- _Exercise task_
Write out the full set of records below exactly.

[BEGIN Data extract]

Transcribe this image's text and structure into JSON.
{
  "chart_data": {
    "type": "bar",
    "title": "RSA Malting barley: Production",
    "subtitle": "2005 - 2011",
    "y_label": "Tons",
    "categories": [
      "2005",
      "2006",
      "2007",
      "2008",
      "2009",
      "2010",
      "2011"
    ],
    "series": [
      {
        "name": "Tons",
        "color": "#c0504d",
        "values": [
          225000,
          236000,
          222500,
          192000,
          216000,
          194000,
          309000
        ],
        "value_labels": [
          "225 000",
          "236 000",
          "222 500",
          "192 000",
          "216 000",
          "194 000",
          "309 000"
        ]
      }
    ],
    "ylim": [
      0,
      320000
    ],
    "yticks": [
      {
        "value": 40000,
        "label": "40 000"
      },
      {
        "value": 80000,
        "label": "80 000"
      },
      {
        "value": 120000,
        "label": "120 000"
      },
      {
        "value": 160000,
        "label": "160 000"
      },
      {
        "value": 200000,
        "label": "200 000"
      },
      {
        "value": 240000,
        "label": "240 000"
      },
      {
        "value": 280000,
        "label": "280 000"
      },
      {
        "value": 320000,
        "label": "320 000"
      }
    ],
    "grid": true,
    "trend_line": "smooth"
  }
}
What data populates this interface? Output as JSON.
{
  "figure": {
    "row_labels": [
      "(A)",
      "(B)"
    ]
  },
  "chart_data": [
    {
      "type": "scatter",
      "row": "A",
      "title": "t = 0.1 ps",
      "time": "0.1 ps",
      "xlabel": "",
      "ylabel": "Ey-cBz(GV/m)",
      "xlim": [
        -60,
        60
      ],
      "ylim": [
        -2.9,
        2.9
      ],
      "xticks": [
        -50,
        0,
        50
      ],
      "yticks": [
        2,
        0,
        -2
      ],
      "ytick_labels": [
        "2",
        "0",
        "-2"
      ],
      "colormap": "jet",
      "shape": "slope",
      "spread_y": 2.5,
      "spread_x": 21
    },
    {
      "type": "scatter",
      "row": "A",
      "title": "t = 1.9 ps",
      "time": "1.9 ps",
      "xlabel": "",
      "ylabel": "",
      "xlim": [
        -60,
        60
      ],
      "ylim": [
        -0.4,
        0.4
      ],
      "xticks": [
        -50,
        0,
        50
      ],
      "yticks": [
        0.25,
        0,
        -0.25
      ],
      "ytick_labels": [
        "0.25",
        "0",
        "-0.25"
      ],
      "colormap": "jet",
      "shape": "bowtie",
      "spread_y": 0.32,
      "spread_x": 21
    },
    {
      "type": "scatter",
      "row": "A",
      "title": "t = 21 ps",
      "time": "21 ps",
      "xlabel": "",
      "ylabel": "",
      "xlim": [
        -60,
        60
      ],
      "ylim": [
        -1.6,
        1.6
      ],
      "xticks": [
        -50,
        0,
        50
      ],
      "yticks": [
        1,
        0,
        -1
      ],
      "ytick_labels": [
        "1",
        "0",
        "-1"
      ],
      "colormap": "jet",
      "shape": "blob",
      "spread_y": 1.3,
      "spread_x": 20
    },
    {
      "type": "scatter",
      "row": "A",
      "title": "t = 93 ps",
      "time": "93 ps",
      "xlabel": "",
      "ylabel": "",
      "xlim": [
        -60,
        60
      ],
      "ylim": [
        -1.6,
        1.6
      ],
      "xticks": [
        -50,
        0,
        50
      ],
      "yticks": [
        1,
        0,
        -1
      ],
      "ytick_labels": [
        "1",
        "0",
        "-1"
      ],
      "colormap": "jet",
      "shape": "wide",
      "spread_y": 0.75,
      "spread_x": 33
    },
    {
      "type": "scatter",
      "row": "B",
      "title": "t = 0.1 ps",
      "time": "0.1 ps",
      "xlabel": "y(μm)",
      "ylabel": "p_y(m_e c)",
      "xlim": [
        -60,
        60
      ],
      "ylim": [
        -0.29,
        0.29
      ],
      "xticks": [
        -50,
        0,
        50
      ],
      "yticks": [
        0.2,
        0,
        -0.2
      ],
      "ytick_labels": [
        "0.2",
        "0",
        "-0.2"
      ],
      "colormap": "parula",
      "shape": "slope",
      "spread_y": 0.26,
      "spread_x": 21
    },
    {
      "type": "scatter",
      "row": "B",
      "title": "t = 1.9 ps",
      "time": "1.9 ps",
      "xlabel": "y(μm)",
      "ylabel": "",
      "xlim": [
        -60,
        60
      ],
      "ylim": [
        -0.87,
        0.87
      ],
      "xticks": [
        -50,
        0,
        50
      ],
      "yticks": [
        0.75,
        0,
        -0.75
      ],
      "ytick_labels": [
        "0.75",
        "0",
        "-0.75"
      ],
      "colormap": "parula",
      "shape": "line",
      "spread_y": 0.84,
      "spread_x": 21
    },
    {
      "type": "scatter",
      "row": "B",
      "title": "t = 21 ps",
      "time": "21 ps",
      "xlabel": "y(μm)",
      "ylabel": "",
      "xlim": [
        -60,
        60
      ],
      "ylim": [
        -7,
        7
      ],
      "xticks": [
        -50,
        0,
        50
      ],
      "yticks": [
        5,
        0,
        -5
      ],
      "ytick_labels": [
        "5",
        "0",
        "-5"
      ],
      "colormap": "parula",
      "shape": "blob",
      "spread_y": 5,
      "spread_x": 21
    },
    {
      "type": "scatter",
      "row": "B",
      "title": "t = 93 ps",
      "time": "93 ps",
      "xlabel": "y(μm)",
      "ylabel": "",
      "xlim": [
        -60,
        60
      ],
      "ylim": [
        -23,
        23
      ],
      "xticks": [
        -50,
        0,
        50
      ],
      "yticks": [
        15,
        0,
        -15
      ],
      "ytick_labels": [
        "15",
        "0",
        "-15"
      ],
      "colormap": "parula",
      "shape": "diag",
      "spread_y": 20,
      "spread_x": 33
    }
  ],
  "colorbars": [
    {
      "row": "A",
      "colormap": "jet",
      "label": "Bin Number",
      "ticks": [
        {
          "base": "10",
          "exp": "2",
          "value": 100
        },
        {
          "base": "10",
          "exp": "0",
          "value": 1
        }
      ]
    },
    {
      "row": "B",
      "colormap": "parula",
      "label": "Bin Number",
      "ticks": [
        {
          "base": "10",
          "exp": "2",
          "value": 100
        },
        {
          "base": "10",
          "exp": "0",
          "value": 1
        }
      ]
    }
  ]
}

[END Data extract]

- _Worked answer_
Transcribe this image's text and structure into JSON.
{
  "chart_data": {
    "type": "bar",
    "title": "RSA Malting barley: Production",
    "subtitle": "2005 - 2011",
    "y_label": "Tons",
    "categories": [
      "2005",
      "2006",
      "2007",
      "2008",
      "2009",
      "2010",
      "2011"
    ],
    "series": [
      {
        "name": "Tons",
        "color": "#c0504d",
        "values": [
          225000,
          236000,
          222500,
          192000,
          216000,
          194000,
          309000
        ],
        "value_labels": [
          "225 000",
          "236 000",
          "222 500",
          "192 000",
          "216 000",
          "194 000",
          "309 000"
        ]
      }
    ],
    "ylim": [
      0,
      320000
    ],
    "yticks": [
      {
        "value": 40000,
        "label": "40 000"
      },
      {
        "value": 80000,
        "label": "80 000"
      },
      {
        "value": 120000,
        "label": "120 000"
      },
      {
        "value": 160000,
        "label": "160 000"
      },
      {
        "value": 200000,
        "label": "200 000"
      },
      {
        "value": 240000,
        "label": "240 000"
      },
      {
        "value": 280000,
        "label": "280 000"
      },
      {
        "value": 320000,
        "label": "320 000"
      }
    ],
    "grid": true,
    "trend_line": "smooth"
  }
}
What data populates this interface? Output as JSON.
{
  "figure": {
    "row_labels": [
      "(A)",
      "(B)"
    ]
  },
  "chart_data": [
    {
      "type": "scatter",
      "row": "A",
      "title": "t = 0.1 ps",
      "time": "0.1 ps",
      "xlabel": "",
      "ylabel": "Ey-cBz(GV/m)",
      "xlim": [
        -60,
        60
      ],
      "ylim": [
        -2.9,
        2.9
      ],
      "xticks": [
        -50,
        0,
        50
      ],
      "yticks": [
        2,
        0,
        -2
      ],
      "ytick_labels": [
        "2",
        "0",
        "-2"
      ],
      "colormap": "jet",
      "shape": "slope",
      "spread_y": 2.5,
      "spread_x": 21
    },
    {
      "type": "scatter",
      "row": "A",
      "title": "t = 1.9 ps",
      "time": "1.9 ps",
      "xlabel": "",
      "ylabel": "",
      "xlim": [
        -60,
        60
      ],
      "ylim": [
        -0.4,
        0.4
      ],
      "xticks": [
        -50,
        0,
        50
      ],
      "yticks": [
        0.25,
        0,
        -0.25
      ],
      "ytick_labels": [
        "0.25",
        "0",
        "-0.25"
      ],
      "colormap": "jet",
      "shape": "bowtie",
      "spread_y": 0.32,
      "spread_x": 21
    },
    {
      "type": "scatter",
      "row": "A",
      "title": "t = 21 ps",
      "time": "21 ps",
      "xlabel": "",
      "ylabel": "",
      "xlim": [
        -60,
        60
      ],
      "ylim": [
        -1.6,
        1.6
      ],
      "xticks": [
        -50,
        0,
        50
      ],
      "yticks": [
        1,
        0,
        -1
      ],
      "ytick_labels": [
        "1",
        "0",
        "-1"
      ],
      "colormap": "jet",
      "shape": "blob",
      "spread_y": 1.3,
      "spread_x": 20
    },
    {
      "type": "scatter",
      "row": "A",
      "title": "t = 93 ps",
      "time": "93 ps",
      "xlabel": "",
      "ylabel": "",
      "xlim": [
        -60,
        60
      ],
      "ylim": [
        -1.6,
        1.6
      ],
      "xticks": [
        -50,
        0,
        50
      ],
      "yticks": [
        1,
        0,
        -1
      ],
      "ytick_labels": [
        "1",
        "0",
        "-1"
      ],
      "colormap": "jet",
      "shape": "wide",
      "spread_y": 0.75,
      "spread_x": 33
    },
    {
      "type": "scatter",
      "row": "B",
      "title": "t = 0.1 ps",
      "time": "0.1 ps",
      "xlabel": "y(μm)",
      "ylabel": "p_y(m_e c)",
      "xlim": [
        -60,
        60
      ],
      "ylim": [
        -0.29,
        0.29
      ],
      "xticks": [
        -50,
        0,
        50
      ],
      "yticks": [
        0.2,
        0,
        -0.2
      ],
      "ytick_labels": [
        "0.2",
        "0",
        "-0.2"
      ],
      "colormap": "parula",
      "shape": "slope",
      "spread_y": 0.26,
      "spread_x": 21
    },
    {
      "type": "scatter",
      "row": "B",
      "title": "t = 1.9 ps",
      "time": "1.9 ps",
      "xlabel": "y(μm)",
      "ylabel": "",
      "xlim": [
        -60,
        60
      ],
      "ylim": [
        -0.87,
        0.87
      ],
      "xticks": [
        -50,
        0,
        50
      ],
      "yticks": [
        0.75,
        0,
        -0.75
      ],
      "ytick_labels": [
        "0.75",
        "0",
        "-0.75"
      ],
      "colormap": "parula",
      "shape": "line",
      "spread_y": 0.84,
      "spread_x": 21
    },
    {
      "type": "scatter",
      "row": "B",
      "title": "t = 21 ps",
      "time": "21 ps",
      "xlabel": "y(μm)",
      "ylabel": "",
      "xlim": [
        -60,
        60
      ],
      "ylim": [
        -7,
        7
      ],
      "xticks": [
        -50,
        0,
        50
      ],
      "yticks": [
        5,
        0,
        -5
      ],
      "ytick_labels": [
        "5",
        "0",
        "-5"
      ],
      "colormap": "parula",
      "shape": "blob",
      "spread_y": 5,
      "spread_x": 21
    },
    {
      "type": "scatter",
      "row": "B",
      "title": "t = 93 ps",
      "time": "93 ps",
      "xlabel": "y(μm)",
      "ylabel": "",
      "xlim": [
        -60,
        60
      ],
      "ylim": [
        -23,
        23
      ],
      "xticks": [
        -50,
        0,
        50
      ],
      "yticks": [
        15,
        0,
        -15
      ],
      "ytick_labels": [
        "15",
        "0",
        "-15"
      ],
      "colormap": "parula",
      "shape": "diag",
      "spread_y": 20,
      "spread_x": 33
    }
  ],
  "colorbars": [
    {
      "row": "A",
      "colormap": "jet",
      "label": "Bin Number",
      "ticks": [
        {
          "base": "10",
          "exp": "2",
          "value": 100
        },
        {
          "base": "10",
          "exp": "0",
          "value": 1
        }
      ]
    },
    {
      "row": "B",
      "colormap": "parula",
      "label": "Bin Number",
      "ticks": [
        {
          "base": "10",
          "exp": "2",
          "value": 100
        },
        {
          "base": "10",
          "exp": "0",
          "value": 1
        }
      ]
    }
  ]
}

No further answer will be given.